* Begin Entries provided *

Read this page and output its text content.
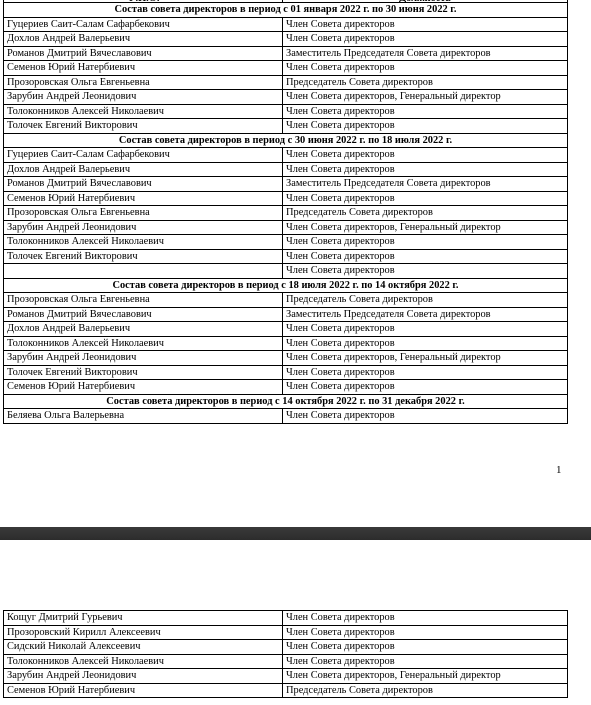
Состав совета директоров в период с 01 января 2022 г. по 30 июня 2022 г.	
Гуцериев Саит-Салам Сафарбекович	Член Совета директоров
Дохлов Андрей Валерьевич	Член Совета директоров
Романов Дмитрий Вячеславович	Заместитель Председателя Совета директоров
Семенов Юрий Натербиевич	Член Совета директоров
Прозоровская Ольга Евгеньевна	Председатель Совета директоров
Зарубин Андрей Леонидович	Член Совета директоров, Генеральный директор
Толоконников Алексей Николаевич	Член Совета директоров
Толочек Евгений Викторович	Член Совета директоров
Состав совета директоров в период с 30 июня 2022 г. по 18 июля 2022 г.	
Гуцериев Саит-Салам Сафарбекович	Член Совета директоров
Дохлов Андрей Валерьевич	Член Совета директоров
Романов Дмитрий Вячеславович	Заместитель Председателя Совета директоров
Семенов Юрий Натербиевич	Член Совета директоров
Прозоровская Ольга Евгеньевна	Председатель Совета директоров
Зарубин Андрей Леонидович	Член Совета директоров, Генеральный директор
Толоконников Алексей Николаевич	Член Совета директоров
Толочек Евгений Викторович	Член Совета директоров
	Член Совета директоров
Состав совета директоров в период с 18 июля 2022 г. по 14 октября 2022 г.	
Прозоровская Ольга Евгеньевна	Председатель Совета директоров
Романов Дмитрий Вячеславович	Заместитель Председателя Совета директоров
Дохлов Андрей Валерьевич	Член Совета директоров
Толоконников Алексей Николаевич	Член Совета директоров
Зарубин Андрей Леонидович	Член Совета директоров, Генеральный директор
Толочек Евгений Викторович	Член Совета директоров
Семенов Юрий Натербиевич	Член Совета директоров
Состав совета директоров в период с 14 октября 2022 г. по 31 декабря 2022 г.	
Беляева Ольга Валерьевна	Член Совета директоров
1
Кощуг Дмитрий Гурьевич	Член Совета директоров
Прозоровский Кирилл Алексеевич	Член Совета директоров
Сидский Николай Алексеевич	Член Совета директоров
Толоконников Алексей Николаевич	Член Совета директоров
Зарубин Андрей Леонидович	Член Совета директоров, Генеральный директор
Семенов Юрий Натербиевич	Председатель Совета директоров
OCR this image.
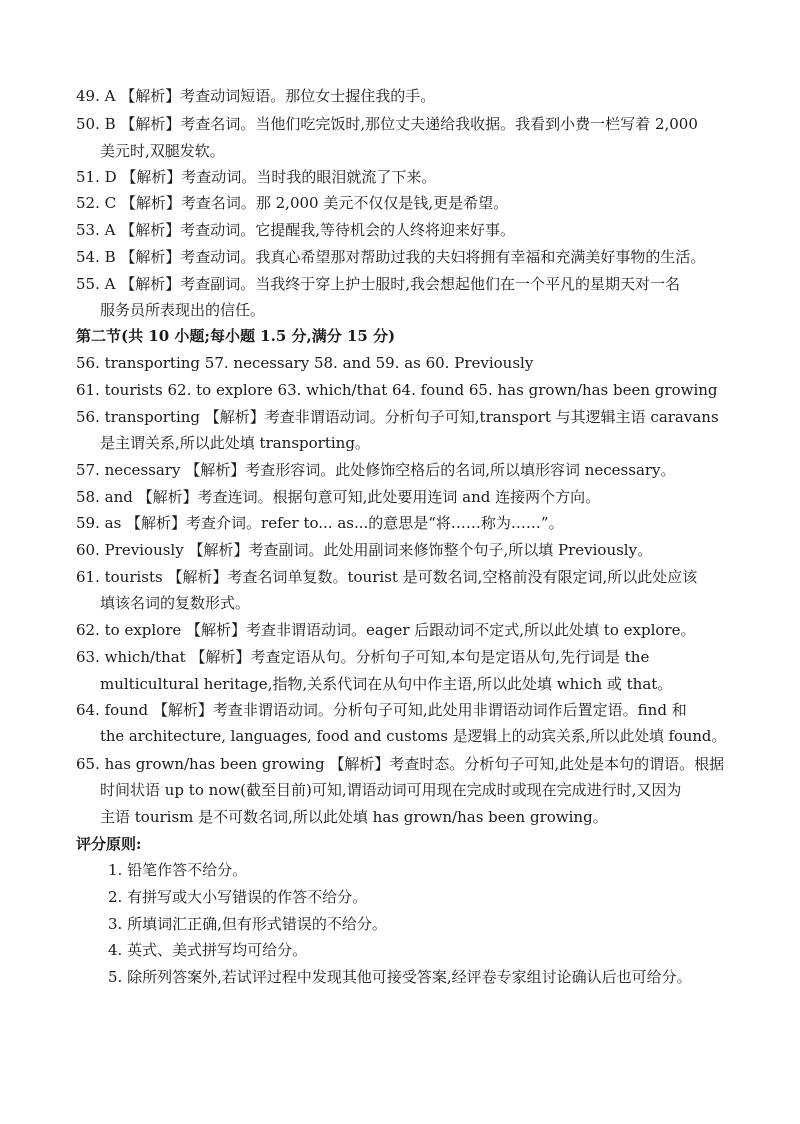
49. A 【解析】考查动词短语。那位女士握住我的手。
50. B 【解析】考查名词。当他们吃完饭时,那位丈夫递给我收据。我看到小费一栏写着 2,000
美元时,双腿发软。
51. D 【解析】考查动词。当时我的眼泪就流了下来。
52. C 【解析】考查名词。那 2,000 美元不仅仅是钱,更是希望。
53. A 【解析】考查动词。它提醒我,等待机会的人终将迎来好事。
54. B 【解析】考查动词。我真心希望那对帮助过我的夫妇将拥有幸福和充满美好事物的生活。
55. A 【解析】考查副词。当我终于穿上护士服时,我会想起他们在一个平凡的星期天对一名
服务员所表现出的信任。
第二节(共 10 小题;每小题 1.5 分,满分 15 分)
56. transporting 57. necessary 58. and 59. as 60. Previously
61. tourists 62. to explore 63. which/that 64. found 65. has grown/has been growing
56. transporting 【解析】考查非谓语动词。分析句子可知,transport 与其逻辑主语 caravans
是主谓关系,所以此处填 transporting。
57. necessary 【解析】考查形容词。此处修饰空格后的名词,所以填形容词 necessary。
58. and 【解析】考查连词。根据句意可知,此处要用连词 and 连接两个方向。
59. as 【解析】考查介词。refer to... as...的意思是“将……称为……”。
60. Previously 【解析】考查副词。此处用副词来修饰整个句子,所以填 Previously。
61. tourists 【解析】考查名词单复数。tourist 是可数名词,空格前没有限定词,所以此处应该
填该名词的复数形式。
62. to explore 【解析】考查非谓语动词。eager 后跟动词不定式,所以此处填 to explore。
63. which/that 【解析】考查定语从句。分析句子可知,本句是定语从句,先行词是 the
multicultural heritage,指物,关系代词在从句中作主语,所以此处填 which 或 that。
64. found 【解析】考查非谓语动词。分析句子可知,此处用非谓语动词作后置定语。find 和
the architecture, languages, food and customs 是逻辑上的动宾关系,所以此处填 found。
65. has grown/has been growing 【解析】考查时态。分析句子可知,此处是本句的谓语。根据
时间状语 up to now(截至目前)可知,谓语动词可用现在完成时或现在完成进行时,又因为
主语 tourism 是不可数名词,所以此处填 has grown/has been growing。
评分原则:
1. 铅笔作答不给分。
2. 有拼写或大小写错误的作答不给分。
3. 所填词汇正确,但有形式错误的不给分。
4. 英式、美式拼写均可给分。
5. 除所列答案外,若试评过程中发现其他可接受答案,经评卷专家组讨论确认后也可给分。
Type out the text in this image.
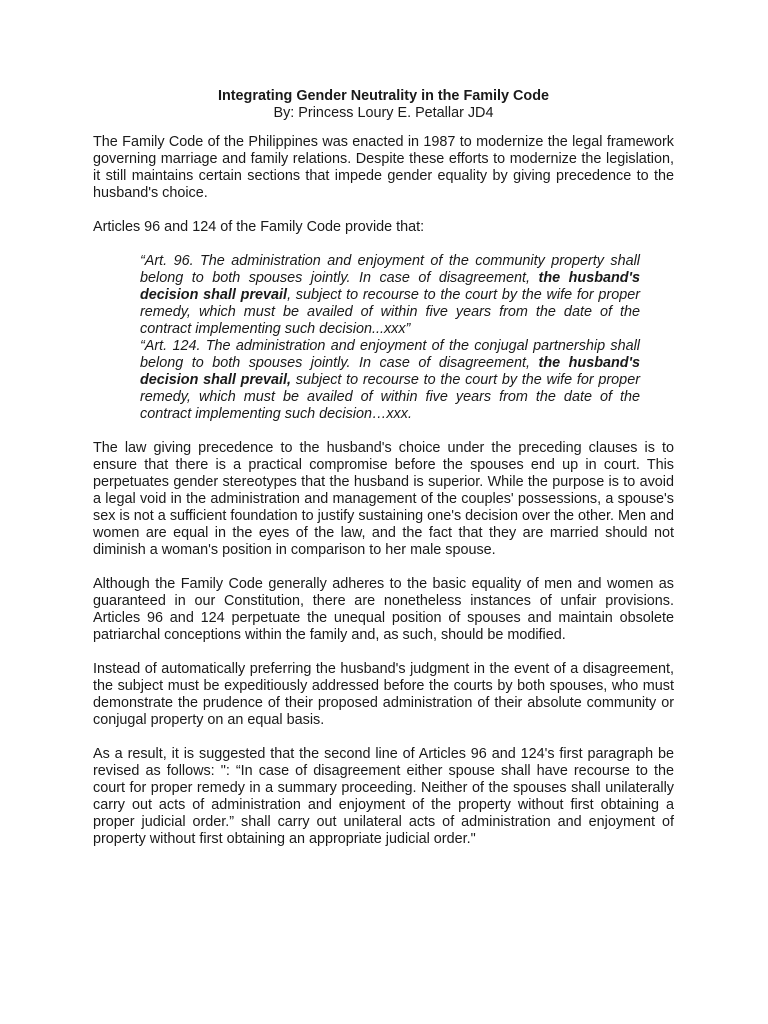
Integrating Gender Neutrality in the Family Code

By: Princess Loury E. Petallar JD4

The Family Code of the Philippines was enacted in 1987 to modernize the legal framework governing marriage and family relations. Despite these efforts to modernize the legislation, it still maintains certain sections that impede gender equality by giving precedence to the husband's choice.

Articles 96 and 124 of the Family Code provide that:

“Art. 96. The administration and enjoyment of the community property shall belong to both spouses jointly. In case of disagreement, the husband's decision shall prevail, subject to recourse to the court by the wife for proper remedy, which must be availed of within five years from the date of the contract implementing such decision...xxx”

“Art. 124. The administration and enjoyment of the conjugal partnership shall belong to both spouses jointly. In case of disagreement, the husband's decision shall prevail, subject to recourse to the court by the wife for proper remedy, which must be availed of within five years from the date of the contract implementing such decision…xxx.

The law giving precedence to the husband's choice under the preceding clauses is to ensure that there is a practical compromise before the spouses end up in court. This perpetuates gender stereotypes that the husband is superior. While the purpose is to avoid a legal void in the administration and management of the couples' possessions, a spouse's sex is not a sufficient foundation to justify sustaining one's decision over the other. Men and women are equal in the eyes of the law, and the fact that they are married should not diminish a woman's position in comparison to her male spouse.

Although the Family Code generally adheres to the basic equality of men and women as guaranteed in our Constitution, there are nonetheless instances of unfair provisions. Articles 96 and 124 perpetuate the unequal position of spouses and maintain obsolete patriarchal conceptions within the family and, as such, should be modified.

Instead of automatically preferring the husband's judgment in the event of a disagreement, the subject must be expeditiously addressed before the courts by both spouses, who must demonstrate the prudence of their proposed administration of their absolute community or conjugal property on an equal basis.

As a result, it is suggested that the second line of Articles 96 and 124's first paragraph be revised as follows: ": “In case of disagreement either spouse shall have recourse to the court for proper remedy in a summary proceeding. Neither of the spouses shall unilaterally carry out acts of administration and enjoyment of the property without first obtaining a proper judicial order.” shall carry out unilateral acts of administration and enjoyment of property without first obtaining an appropriate judicial order."
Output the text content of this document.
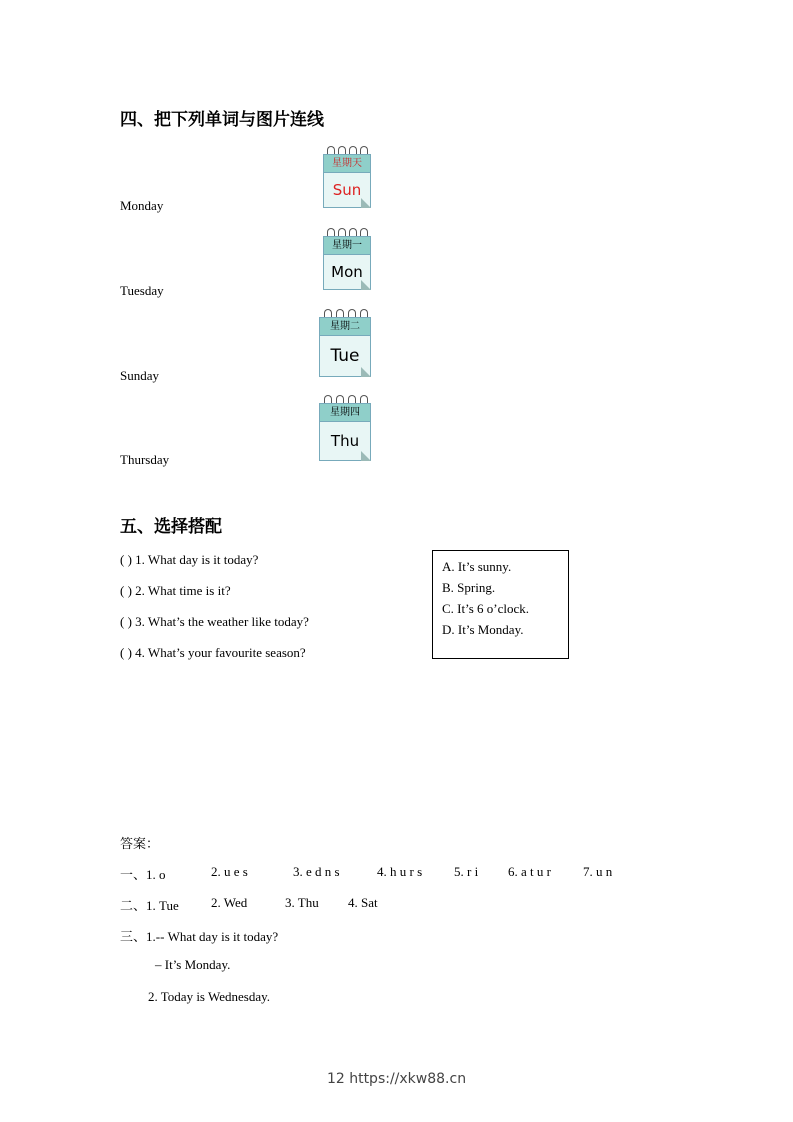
四、把下列单词与图片连线
Monday
Tuesday
Sunday
Thursday
星期天
Sun
星期一
Mon
星期二
Tue
星期四
Thu
五、选择搭配
( ) 1. What day is it today?
( ) 2. What time is it?
( ) 3. What’s the weather like today?
( ) 4. What’s your favourite season?
A. It’s sunny.
B. Spring.
C. It’s 6 o’clock.
D. It’s Monday.
答案：
一、1. o	2. u e s	3. e d n s	4. h u r s 5. r i 6. a t u r 7. u n
二、1. Tue 2. Wed	3. Thu 4. Sat
三、1.-- What day is it today?
– It’s Monday.
2. Today is Wednesday.
12 https://xkw88.cn
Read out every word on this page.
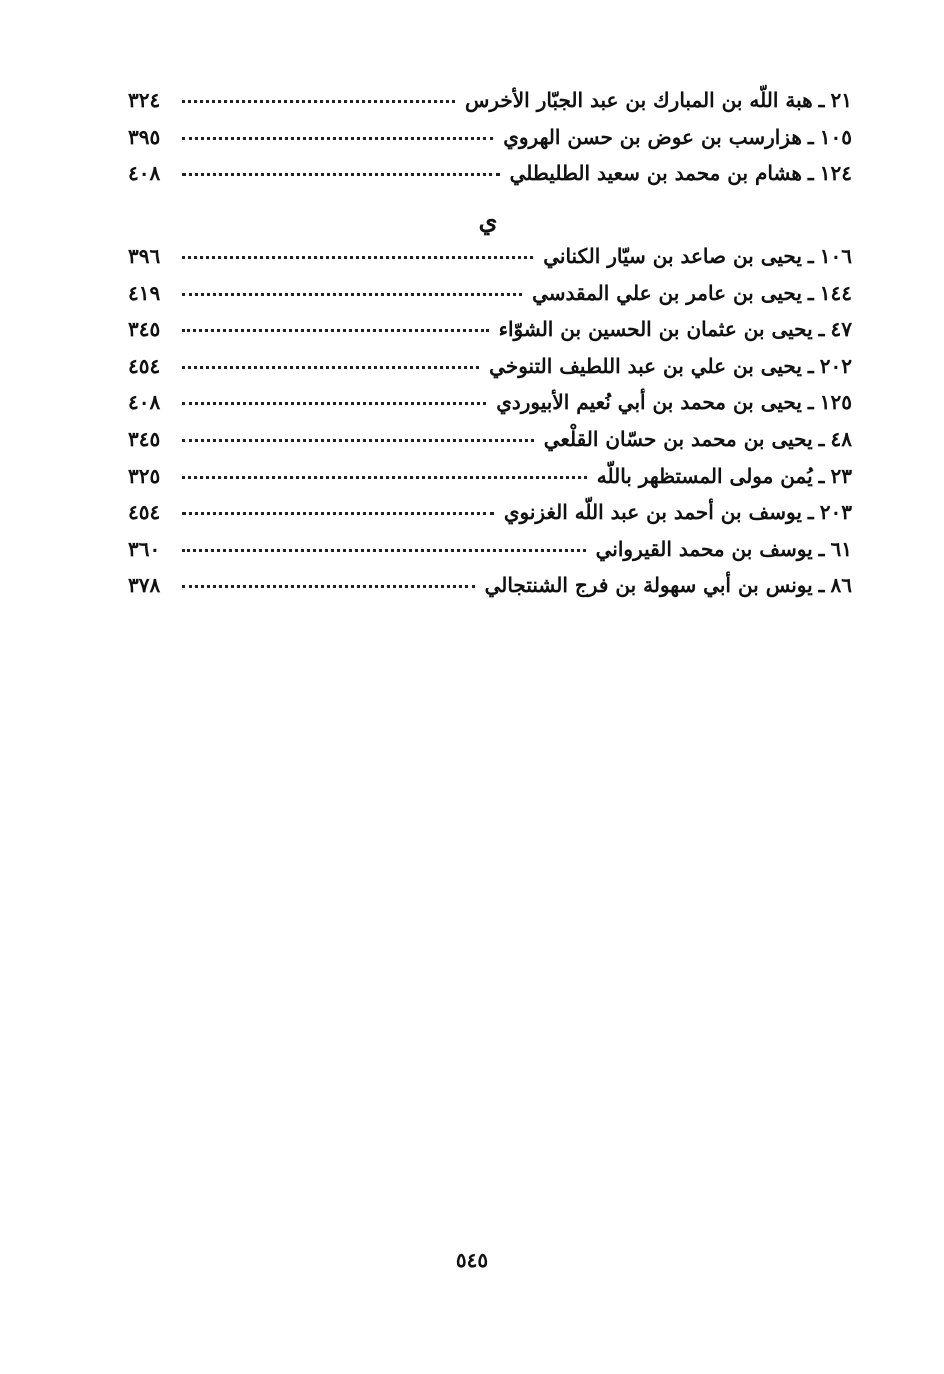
٢١
ـ
هبة اللّه بن المبارك بن عبد الجبّار الأخرس
٣٢٤
١٠٥
ـ
هزارسب بن عوض بن حسن الهروي
٣٩٥
١٢٤
ـ
هشام بن محمد بن سعيد الطليطلي
٤٠٨
ي
١٠٦
ـ
يحيى بن صاعد بن سيّار الكناني
٣٩٦
١٤٤
ـ
يحيى بن عامر بن علي المقدسي
٤١٩
٤٧
ـ
يحيى بن عثمان بن الحسين بن الشوّاء
٣٤٥
٢٠٢
ـ
يحيى بن علي بن عبد اللطيف التنوخي
٤٥٤
١٢٥
ـ
يحيى بن محمد بن أبي نُعيم الأبيوردي
٤٠٨
٤٨
ـ
يحيى بن محمد بن حسّان القلْعي
٣٤٥
٢٣
ـ
يُمن مولى المستظهر باللّه
٣٢٥
٢٠٣
ـ
يوسف بن أحمد بن عبد اللّه الغزنوي
٤٥٤
٦١
ـ
يوسف بن محمد القيرواني
٣٦٠
٨٦
ـ
يونس بن أبي سهولة بن فرج الشنتجالي
٣٧٨
٥٤٥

* End Entries provided *

#### [Exercise requirements]
How many lines of these entries hold the string "shall"? Answer with the number alone.

#### [Written answer]
3